(Dataset items)
--------
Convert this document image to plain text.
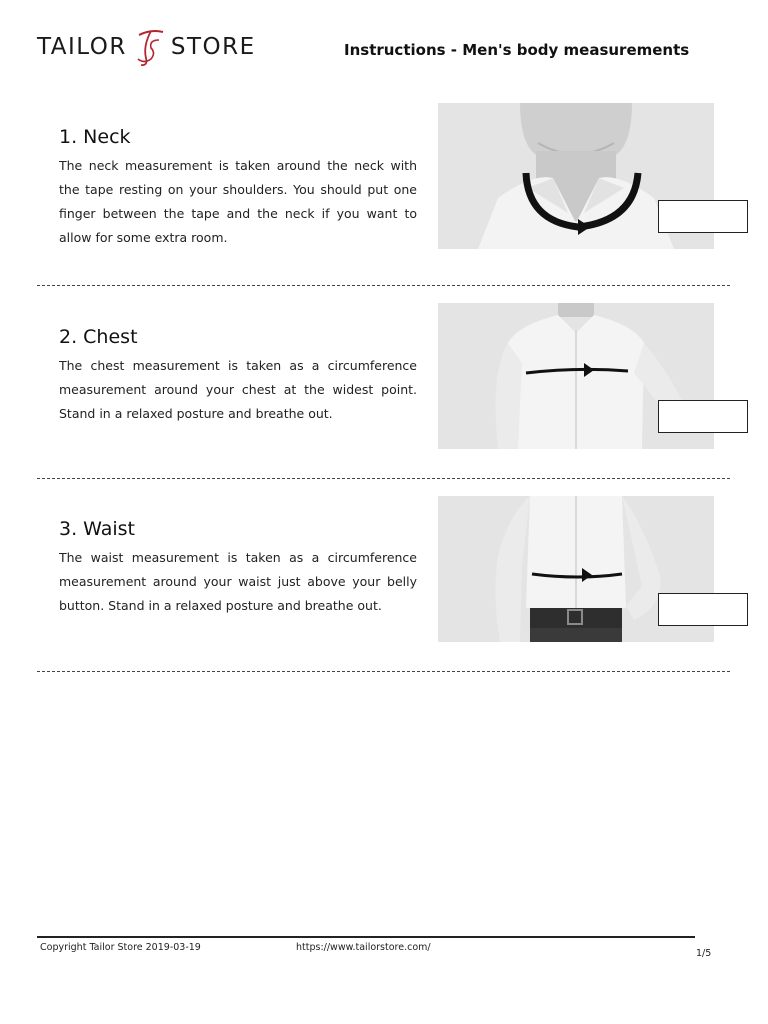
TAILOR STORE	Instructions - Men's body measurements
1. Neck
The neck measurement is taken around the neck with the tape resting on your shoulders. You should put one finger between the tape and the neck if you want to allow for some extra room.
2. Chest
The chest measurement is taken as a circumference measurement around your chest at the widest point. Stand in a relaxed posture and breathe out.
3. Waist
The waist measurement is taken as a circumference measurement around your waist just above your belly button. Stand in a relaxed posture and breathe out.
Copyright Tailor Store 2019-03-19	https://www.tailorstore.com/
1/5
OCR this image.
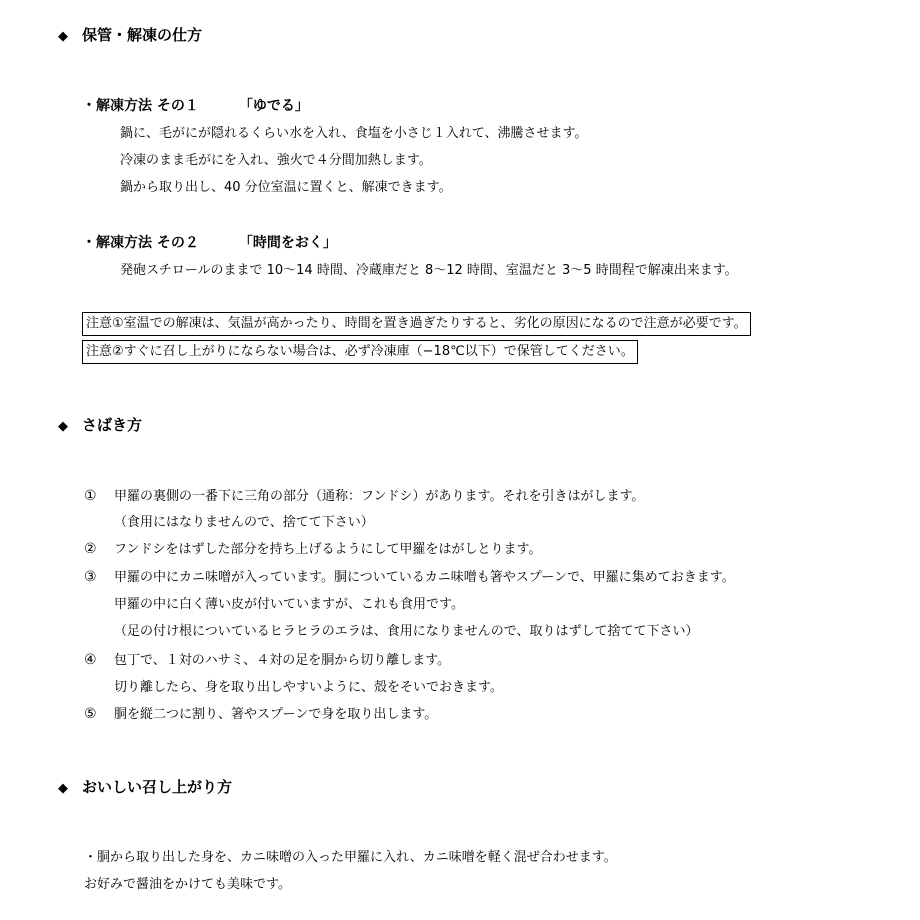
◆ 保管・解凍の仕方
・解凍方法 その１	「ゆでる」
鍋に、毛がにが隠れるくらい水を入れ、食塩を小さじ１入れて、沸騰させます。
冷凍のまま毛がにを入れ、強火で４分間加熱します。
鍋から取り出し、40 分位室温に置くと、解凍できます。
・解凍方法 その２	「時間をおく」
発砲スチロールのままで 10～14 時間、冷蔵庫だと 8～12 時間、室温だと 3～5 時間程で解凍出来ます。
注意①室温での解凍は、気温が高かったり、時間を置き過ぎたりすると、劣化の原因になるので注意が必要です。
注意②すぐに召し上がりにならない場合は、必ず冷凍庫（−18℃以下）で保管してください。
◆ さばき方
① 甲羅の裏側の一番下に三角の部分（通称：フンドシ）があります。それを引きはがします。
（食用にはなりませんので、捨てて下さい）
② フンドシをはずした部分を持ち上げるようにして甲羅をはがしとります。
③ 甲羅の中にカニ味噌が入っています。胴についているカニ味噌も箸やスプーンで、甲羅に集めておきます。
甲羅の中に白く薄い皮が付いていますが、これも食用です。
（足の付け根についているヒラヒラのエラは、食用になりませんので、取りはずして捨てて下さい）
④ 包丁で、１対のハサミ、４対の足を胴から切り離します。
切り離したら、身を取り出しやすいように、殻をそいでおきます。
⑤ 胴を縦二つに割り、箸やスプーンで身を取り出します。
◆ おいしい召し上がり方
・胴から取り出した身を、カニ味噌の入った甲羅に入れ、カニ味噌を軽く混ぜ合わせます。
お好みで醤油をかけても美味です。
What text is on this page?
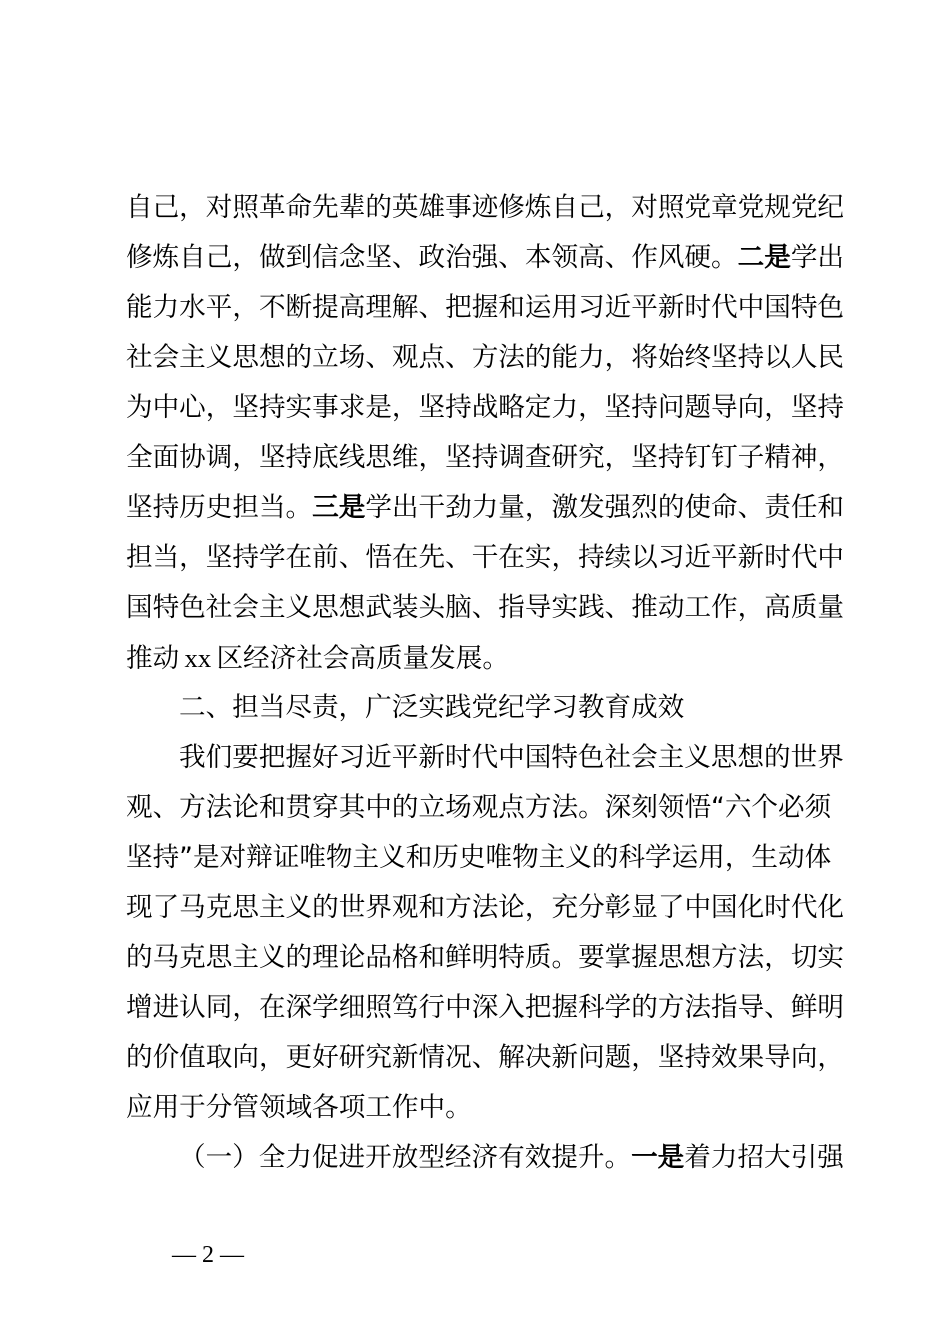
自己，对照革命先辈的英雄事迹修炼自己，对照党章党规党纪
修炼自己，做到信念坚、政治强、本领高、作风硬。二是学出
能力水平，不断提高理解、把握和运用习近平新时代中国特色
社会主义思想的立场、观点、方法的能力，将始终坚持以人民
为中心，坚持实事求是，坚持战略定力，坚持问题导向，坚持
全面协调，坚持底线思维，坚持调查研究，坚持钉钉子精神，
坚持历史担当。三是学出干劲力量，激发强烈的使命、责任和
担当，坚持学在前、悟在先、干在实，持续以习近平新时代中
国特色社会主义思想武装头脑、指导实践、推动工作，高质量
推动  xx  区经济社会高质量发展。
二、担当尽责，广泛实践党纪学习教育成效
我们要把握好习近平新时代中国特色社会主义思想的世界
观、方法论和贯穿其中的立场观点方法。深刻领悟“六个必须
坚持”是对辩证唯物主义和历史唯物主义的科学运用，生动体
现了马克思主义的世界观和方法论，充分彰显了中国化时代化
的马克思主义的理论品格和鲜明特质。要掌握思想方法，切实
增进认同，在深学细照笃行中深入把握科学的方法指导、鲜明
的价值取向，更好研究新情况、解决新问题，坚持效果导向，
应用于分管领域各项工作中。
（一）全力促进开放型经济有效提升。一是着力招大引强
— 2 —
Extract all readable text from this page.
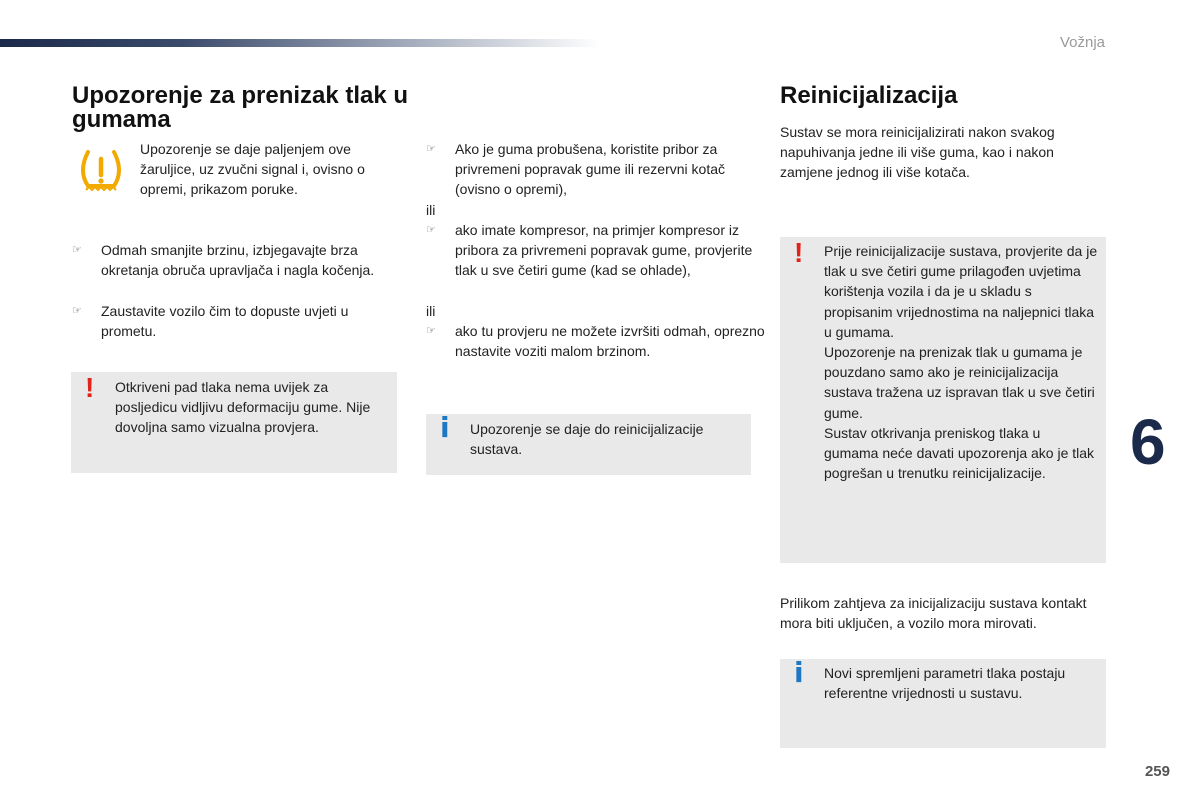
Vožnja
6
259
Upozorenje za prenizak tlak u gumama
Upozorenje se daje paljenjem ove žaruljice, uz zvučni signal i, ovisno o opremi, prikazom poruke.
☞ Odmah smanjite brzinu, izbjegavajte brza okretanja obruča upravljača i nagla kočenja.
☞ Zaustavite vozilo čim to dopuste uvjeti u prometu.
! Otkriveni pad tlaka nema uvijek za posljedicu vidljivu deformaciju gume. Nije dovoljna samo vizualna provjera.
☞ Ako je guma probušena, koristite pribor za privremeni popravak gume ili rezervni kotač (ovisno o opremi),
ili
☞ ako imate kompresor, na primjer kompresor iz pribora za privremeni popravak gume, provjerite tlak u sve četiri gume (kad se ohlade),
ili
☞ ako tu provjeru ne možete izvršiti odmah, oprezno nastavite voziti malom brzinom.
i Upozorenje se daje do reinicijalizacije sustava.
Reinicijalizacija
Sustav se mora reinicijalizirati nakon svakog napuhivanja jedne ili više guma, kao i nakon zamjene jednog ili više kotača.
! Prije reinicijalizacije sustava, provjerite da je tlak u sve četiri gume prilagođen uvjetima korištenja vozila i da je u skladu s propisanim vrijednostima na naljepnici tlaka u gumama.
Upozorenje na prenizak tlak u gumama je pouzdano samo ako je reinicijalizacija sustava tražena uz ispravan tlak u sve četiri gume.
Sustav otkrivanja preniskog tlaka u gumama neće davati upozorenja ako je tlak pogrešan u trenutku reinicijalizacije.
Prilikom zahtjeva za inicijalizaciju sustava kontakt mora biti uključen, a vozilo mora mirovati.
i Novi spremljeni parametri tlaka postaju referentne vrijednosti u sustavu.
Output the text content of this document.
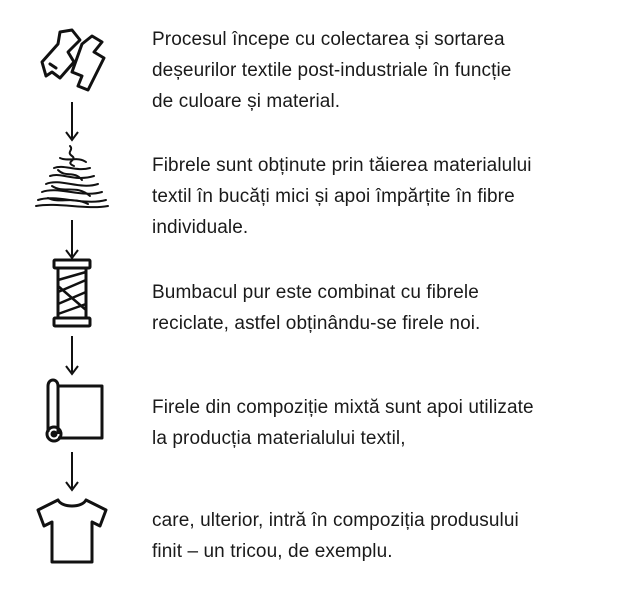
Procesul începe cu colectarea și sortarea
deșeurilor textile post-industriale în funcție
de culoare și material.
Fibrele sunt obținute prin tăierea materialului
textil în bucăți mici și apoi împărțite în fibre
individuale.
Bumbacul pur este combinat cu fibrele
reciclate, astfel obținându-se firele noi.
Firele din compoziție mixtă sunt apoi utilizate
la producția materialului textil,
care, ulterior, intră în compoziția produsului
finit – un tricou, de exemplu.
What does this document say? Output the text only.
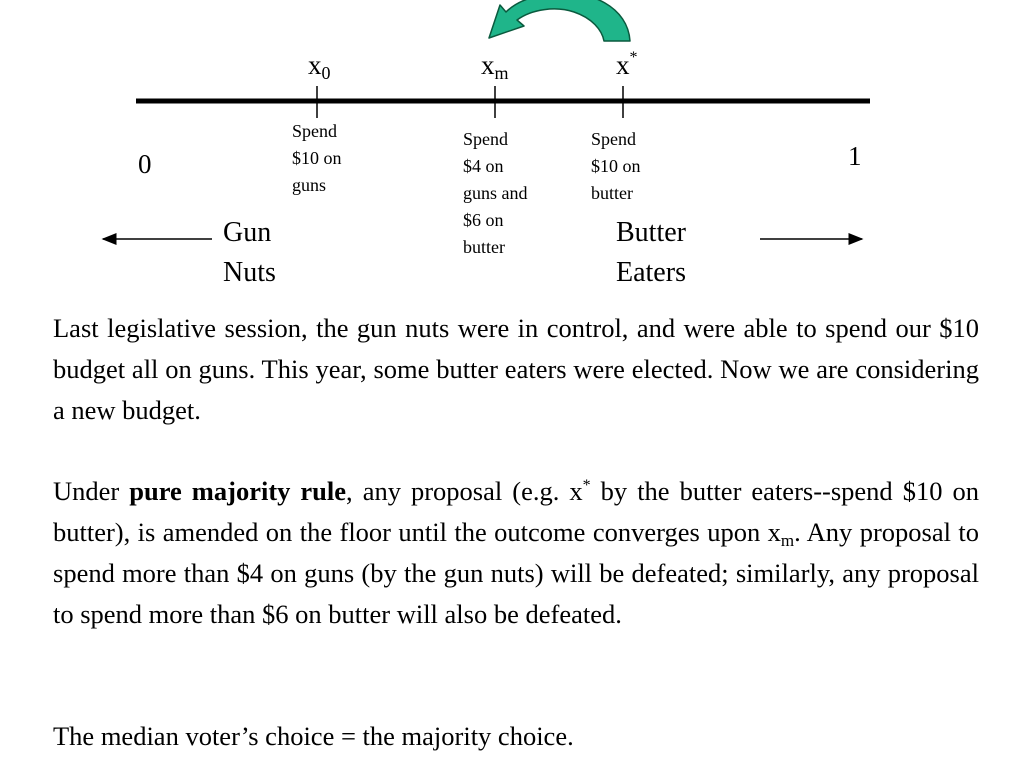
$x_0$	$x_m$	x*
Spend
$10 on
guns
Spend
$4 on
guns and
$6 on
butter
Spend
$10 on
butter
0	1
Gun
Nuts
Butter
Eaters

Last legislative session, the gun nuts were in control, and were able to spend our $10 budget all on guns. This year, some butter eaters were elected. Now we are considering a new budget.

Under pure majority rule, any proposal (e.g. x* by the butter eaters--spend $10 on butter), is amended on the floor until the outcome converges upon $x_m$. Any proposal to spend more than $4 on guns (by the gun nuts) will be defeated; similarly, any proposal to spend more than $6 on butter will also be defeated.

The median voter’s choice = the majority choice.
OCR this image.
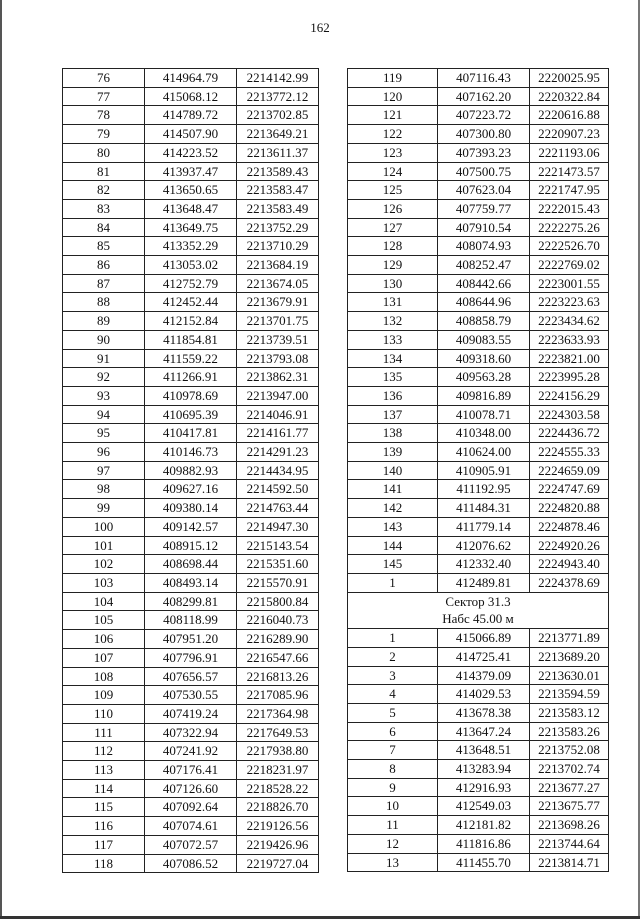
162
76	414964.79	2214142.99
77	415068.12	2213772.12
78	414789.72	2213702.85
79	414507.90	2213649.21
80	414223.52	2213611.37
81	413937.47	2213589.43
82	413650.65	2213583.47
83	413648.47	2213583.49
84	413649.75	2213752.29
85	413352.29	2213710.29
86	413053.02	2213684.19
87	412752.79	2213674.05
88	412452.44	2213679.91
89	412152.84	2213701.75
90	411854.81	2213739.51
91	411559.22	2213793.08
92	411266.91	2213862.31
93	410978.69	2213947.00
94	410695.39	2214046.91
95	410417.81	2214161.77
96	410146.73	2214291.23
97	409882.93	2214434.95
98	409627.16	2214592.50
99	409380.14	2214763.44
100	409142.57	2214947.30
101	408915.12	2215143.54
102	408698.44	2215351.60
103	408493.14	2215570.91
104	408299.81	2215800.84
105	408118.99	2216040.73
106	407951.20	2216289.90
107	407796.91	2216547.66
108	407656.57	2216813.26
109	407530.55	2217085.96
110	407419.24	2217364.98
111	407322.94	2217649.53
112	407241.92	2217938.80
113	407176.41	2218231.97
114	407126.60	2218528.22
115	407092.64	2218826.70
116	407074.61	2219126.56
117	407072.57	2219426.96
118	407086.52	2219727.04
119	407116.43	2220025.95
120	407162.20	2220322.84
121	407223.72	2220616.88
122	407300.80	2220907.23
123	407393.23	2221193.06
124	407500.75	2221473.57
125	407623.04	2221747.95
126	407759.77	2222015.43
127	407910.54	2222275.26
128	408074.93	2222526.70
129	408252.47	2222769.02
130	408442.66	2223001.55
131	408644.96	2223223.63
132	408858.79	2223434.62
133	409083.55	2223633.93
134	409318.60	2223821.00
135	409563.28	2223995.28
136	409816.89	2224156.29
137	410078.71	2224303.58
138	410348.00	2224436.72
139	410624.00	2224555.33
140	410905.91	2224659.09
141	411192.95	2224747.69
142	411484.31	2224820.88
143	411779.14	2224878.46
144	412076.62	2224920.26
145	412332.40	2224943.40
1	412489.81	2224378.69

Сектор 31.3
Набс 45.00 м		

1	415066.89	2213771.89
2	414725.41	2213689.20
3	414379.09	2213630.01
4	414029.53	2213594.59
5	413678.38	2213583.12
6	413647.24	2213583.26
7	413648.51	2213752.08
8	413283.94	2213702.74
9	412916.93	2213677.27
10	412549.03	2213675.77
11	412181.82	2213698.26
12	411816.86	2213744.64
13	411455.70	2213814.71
--------
GOAL OF THE EXERCISE>
Select and copy every line of the material that holds the string "privremeni".

RESULT>
☞ Ako je guma probušena, koristite pribor za privremeni popravak gume ili rezervni kotač (ovisno o opremi),
☞ ako imate kompresor, na primjer kompresor iz pribora za privremeni popravak gume, provjerite tlak u sve četiri gume (kad se ohlade),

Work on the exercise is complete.